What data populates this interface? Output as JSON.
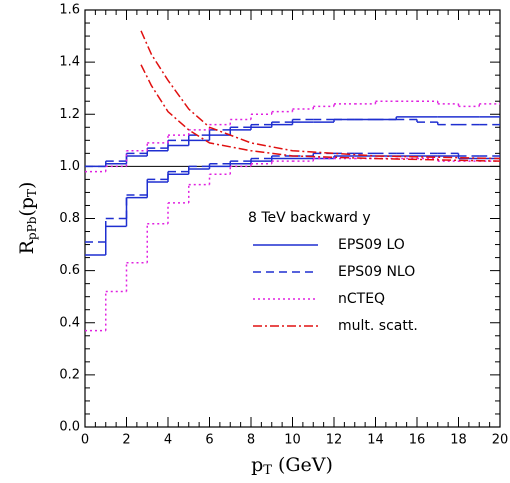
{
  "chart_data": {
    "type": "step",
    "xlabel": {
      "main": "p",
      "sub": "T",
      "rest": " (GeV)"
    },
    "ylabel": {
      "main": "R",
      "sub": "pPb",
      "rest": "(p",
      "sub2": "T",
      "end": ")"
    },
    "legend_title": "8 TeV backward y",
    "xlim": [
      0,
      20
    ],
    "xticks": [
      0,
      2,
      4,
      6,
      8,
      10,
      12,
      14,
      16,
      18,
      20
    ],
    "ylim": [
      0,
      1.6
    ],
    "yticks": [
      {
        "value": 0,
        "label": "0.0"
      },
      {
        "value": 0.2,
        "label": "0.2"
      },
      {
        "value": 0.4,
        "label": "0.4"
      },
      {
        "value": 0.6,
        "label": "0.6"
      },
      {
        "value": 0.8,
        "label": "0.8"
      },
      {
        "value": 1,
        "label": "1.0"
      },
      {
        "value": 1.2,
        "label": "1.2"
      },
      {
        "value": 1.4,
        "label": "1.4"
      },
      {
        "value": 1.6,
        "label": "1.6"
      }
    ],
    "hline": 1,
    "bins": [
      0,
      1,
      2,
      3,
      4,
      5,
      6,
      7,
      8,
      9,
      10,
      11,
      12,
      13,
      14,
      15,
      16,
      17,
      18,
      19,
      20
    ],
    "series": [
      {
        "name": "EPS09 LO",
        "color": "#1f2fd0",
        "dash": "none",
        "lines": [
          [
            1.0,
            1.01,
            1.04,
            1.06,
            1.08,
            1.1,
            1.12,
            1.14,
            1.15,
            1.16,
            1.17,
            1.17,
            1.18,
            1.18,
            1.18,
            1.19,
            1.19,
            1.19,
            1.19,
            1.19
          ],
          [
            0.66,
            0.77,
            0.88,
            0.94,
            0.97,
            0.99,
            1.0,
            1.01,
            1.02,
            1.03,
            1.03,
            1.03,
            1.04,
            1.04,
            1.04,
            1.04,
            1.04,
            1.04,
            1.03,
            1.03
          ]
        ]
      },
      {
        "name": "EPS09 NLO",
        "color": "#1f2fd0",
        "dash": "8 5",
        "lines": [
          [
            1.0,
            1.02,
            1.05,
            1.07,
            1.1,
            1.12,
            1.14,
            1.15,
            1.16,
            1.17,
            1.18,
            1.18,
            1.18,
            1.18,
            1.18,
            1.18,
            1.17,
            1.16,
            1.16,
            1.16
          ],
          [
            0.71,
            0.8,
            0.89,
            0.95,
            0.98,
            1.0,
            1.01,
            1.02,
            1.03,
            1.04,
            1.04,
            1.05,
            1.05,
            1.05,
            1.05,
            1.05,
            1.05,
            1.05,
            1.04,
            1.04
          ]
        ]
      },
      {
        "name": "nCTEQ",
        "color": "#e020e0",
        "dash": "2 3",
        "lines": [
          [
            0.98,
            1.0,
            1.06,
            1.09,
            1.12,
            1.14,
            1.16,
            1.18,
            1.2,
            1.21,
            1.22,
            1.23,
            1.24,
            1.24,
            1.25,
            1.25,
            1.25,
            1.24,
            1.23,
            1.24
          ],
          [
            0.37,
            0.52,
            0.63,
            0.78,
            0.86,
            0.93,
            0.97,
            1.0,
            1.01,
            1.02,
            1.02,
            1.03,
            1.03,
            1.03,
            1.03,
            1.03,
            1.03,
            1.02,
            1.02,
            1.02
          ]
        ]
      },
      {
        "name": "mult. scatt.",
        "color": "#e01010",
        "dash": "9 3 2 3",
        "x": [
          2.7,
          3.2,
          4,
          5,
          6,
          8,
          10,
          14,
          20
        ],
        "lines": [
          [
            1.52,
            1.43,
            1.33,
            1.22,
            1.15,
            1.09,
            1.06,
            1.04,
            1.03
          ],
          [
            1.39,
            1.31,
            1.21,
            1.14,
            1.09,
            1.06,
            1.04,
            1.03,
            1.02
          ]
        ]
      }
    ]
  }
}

....

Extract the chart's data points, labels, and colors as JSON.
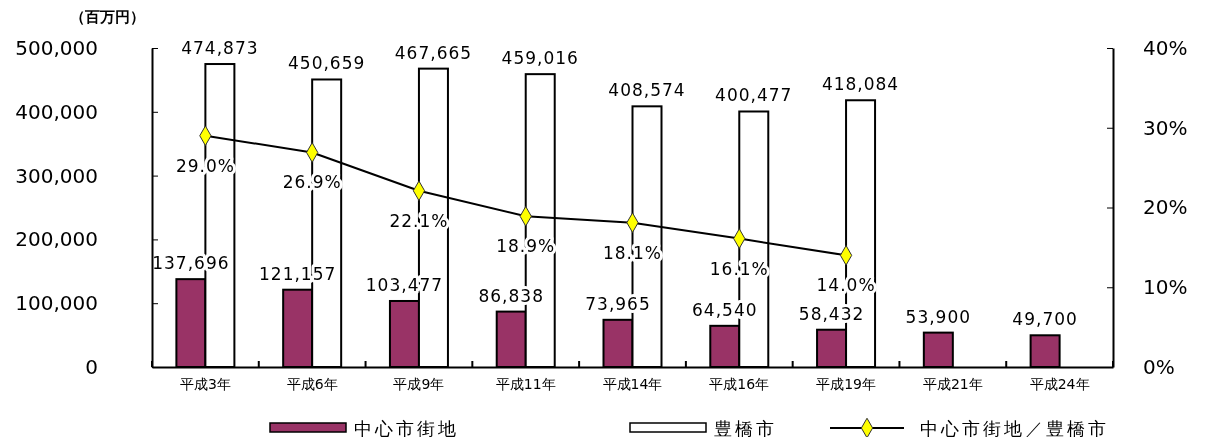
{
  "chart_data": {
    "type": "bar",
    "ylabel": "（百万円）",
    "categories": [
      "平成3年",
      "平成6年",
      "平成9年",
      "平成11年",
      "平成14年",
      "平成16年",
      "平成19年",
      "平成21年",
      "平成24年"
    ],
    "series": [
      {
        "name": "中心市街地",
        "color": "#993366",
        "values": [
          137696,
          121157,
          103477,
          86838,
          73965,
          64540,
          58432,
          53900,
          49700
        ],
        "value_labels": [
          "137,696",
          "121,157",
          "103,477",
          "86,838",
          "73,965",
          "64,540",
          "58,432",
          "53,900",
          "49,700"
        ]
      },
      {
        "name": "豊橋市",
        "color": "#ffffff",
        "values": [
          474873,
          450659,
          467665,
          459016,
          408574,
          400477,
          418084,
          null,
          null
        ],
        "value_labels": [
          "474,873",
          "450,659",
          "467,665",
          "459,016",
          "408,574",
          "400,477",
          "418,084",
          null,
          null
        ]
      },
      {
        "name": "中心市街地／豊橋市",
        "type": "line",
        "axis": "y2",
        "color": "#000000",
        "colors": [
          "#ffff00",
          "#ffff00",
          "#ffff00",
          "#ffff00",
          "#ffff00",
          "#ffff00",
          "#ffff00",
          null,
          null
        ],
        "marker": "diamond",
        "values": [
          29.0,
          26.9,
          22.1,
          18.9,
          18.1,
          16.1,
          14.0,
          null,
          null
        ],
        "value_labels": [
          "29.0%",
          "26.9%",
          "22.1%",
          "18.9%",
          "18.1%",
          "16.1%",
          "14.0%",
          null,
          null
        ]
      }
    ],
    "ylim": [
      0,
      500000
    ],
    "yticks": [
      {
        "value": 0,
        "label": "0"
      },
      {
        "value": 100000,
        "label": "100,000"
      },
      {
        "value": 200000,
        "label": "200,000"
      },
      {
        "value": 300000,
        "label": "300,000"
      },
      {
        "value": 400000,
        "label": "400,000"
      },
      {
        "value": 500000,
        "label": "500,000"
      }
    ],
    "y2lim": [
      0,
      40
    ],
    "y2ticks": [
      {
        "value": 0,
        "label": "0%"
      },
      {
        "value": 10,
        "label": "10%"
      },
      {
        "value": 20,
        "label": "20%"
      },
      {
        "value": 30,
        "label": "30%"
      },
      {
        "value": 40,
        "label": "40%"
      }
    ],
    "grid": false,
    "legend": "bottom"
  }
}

....

§ **Goal of the exercise**
Count the lines in the entries that hold the word "name", and give nothing but the total.

§ **Complete answer**
7